EXTRACT TO READ:
Germany last week
European Commission President Jean Claude Juncker’s call for the creation of an “EU army” has received strong support from the German government. The mainstream parties in the German government, as well as the German Defense Minister Ursula von der Leyen from the Christian Democrats welcomed Juncker´s initiative.
Juncker was advertising the “EU army” in German media: “With its own army, Europe could react more credibly to a threat to peace in a member state or in a neighboring state,” he told the German newspaper Welt am Sonntag. And then he came to the point: “A common army among the Europeans would convey to Russia that we are serious about defending the values of the European Union.” In reality Juncker doesn´t advertise a “European Army” – he campaigns for an anti-Russian alliance.
Perhaps this is precisely the reason why the US administration seems to find it acceptable. In the past when European leaders had similar ideas of an independent European defense organization, Washington created one obstacle after the other. The reason is clear: The US leadership did not want to have competition against the NATO structures on the European continent. The idea that Europe could become an independent geopolitical player caused a headache in Washington. Charles de Gaulle´s plan to create an independent European defense failed already in the 1950s – also because of the trans-atlanticist lobby in West Germany by that time.
But today the cards in Europe are being shuffled anew. Juncker doesn´t even think about an independent defense structure – he simply wants to make the NATO armies in Europe more effective and less expensive by merging them. The NATO leadership is not even questioned, so Washington approves.
And Germany? All the established German political parties expressed their support for Juncker’s anti-Moscow army. Even the Greens, the party with roots in the so-called “Friedensbewegung” peace movement, applauded Juncker´s army plans. German Green MP Jan Philipp Albrecht posted the following tweet in that context: “I support @JunckerEU in building an #EU army, IF it means the termination of all EU Member States' armies and is controlled by @Europarl_EN.” One especially wonders how German “pacifists” can turn into army fans within a few hours, because no institution was, within the last decades, so much under political attack like the German Bundeswehr.
The so-called “Bundeswehr-Reform” had the aim of lowering the costs for the army and turning it from homeland defense into a global intervention force. The reform was to reduce the size of the Bundeswehr from around 240,000 soldiers to a professional army of 170,000, and it was the German soldiers who suffered most from these reforms' ruinous cuts. German soldiers who were deployed to Afghanistan reported that they had to buy parts of protection gear at their own expense.

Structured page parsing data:
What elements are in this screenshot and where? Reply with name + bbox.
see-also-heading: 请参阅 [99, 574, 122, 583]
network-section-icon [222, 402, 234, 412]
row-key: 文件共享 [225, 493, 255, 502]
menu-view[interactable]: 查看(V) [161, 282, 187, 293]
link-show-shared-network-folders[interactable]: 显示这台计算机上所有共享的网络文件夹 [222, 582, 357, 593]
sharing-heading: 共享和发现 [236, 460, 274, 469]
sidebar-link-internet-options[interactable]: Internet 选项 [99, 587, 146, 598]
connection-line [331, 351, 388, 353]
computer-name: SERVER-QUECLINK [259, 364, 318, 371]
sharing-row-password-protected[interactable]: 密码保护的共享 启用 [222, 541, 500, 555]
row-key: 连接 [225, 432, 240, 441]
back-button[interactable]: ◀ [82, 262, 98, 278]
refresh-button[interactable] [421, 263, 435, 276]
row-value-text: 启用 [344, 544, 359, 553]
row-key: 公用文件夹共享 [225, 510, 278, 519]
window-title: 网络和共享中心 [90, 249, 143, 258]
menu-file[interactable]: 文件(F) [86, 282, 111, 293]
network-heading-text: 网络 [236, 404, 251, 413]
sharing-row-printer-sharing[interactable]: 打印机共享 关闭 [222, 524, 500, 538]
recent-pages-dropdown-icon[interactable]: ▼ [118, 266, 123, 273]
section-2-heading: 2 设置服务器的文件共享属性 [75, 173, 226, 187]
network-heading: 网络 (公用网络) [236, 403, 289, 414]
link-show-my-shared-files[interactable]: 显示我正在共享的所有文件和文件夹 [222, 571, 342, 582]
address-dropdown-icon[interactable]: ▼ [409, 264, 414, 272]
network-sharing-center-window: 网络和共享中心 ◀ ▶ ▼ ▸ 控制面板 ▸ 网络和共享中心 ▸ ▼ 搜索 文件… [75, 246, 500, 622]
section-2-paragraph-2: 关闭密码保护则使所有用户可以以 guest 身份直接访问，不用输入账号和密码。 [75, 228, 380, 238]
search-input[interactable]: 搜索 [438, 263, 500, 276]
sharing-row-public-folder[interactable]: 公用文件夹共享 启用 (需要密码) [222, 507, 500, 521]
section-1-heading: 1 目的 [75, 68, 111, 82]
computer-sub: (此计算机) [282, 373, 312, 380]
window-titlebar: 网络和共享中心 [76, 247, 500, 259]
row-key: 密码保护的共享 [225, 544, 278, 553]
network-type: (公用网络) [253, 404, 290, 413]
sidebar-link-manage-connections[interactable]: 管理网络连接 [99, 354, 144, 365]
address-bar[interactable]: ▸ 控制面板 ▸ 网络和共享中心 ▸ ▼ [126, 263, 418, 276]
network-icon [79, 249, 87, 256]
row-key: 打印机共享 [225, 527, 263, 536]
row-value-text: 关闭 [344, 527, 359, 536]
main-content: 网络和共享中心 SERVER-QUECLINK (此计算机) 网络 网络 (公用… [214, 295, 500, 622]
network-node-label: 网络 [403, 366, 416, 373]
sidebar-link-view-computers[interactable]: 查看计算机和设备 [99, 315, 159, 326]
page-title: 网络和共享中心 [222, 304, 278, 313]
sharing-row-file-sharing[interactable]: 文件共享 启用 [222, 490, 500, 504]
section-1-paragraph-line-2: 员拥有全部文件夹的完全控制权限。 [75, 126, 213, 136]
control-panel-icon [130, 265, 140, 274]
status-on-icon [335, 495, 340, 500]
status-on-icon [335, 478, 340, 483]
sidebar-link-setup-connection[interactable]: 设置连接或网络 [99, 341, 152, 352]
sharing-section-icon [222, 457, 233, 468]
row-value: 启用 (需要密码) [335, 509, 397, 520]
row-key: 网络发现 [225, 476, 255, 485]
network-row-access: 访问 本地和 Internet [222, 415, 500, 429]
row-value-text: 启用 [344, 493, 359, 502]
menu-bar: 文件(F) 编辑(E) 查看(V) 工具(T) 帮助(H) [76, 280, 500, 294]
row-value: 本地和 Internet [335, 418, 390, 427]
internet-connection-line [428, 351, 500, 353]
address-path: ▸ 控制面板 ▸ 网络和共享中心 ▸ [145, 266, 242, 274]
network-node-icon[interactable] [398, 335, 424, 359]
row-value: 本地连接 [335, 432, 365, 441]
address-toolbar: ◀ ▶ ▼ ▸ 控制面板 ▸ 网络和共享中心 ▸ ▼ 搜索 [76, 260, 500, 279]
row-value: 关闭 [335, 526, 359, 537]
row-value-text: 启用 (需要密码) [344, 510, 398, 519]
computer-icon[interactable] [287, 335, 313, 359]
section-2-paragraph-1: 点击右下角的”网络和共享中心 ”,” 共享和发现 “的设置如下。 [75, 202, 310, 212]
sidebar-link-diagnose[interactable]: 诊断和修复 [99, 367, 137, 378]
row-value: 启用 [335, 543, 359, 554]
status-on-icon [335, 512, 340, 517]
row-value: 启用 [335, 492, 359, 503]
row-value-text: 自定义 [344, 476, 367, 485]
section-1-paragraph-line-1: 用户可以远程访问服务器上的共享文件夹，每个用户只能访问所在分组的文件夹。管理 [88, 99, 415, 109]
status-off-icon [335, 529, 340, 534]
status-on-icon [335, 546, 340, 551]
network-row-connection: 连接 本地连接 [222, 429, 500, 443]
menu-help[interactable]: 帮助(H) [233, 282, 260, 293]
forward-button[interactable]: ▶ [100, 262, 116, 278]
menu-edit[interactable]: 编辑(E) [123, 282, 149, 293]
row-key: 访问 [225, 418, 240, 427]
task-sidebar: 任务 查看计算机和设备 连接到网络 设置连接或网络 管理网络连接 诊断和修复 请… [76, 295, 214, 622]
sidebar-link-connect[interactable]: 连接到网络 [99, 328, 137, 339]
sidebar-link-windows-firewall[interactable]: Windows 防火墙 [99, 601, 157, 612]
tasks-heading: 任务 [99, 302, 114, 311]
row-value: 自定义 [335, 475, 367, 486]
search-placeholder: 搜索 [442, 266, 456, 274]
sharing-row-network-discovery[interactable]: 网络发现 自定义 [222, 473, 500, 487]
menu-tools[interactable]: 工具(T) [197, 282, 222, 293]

WHAT IS EXPECTED:
From the article on Juncker's EU army proposal, return word for word the passage that opens with the words containing "Juncker was advertising" and closes with "an anti-Russian alliance.".

SOLUTION BELOW:
Juncker was advertising the “EU army” in German media: “With its own army, Europe could react more credibly to a threat to peace in a member state or in a neighboring state,” he told the German newspaper Welt am Sonntag. And then he came to the point: “A common army among the Europeans would convey to Russia that we are serious about defending the values of the European Union.” In reality Juncker doesn´t advertise a “European Army” – he campaigns for an anti-Russian alliance.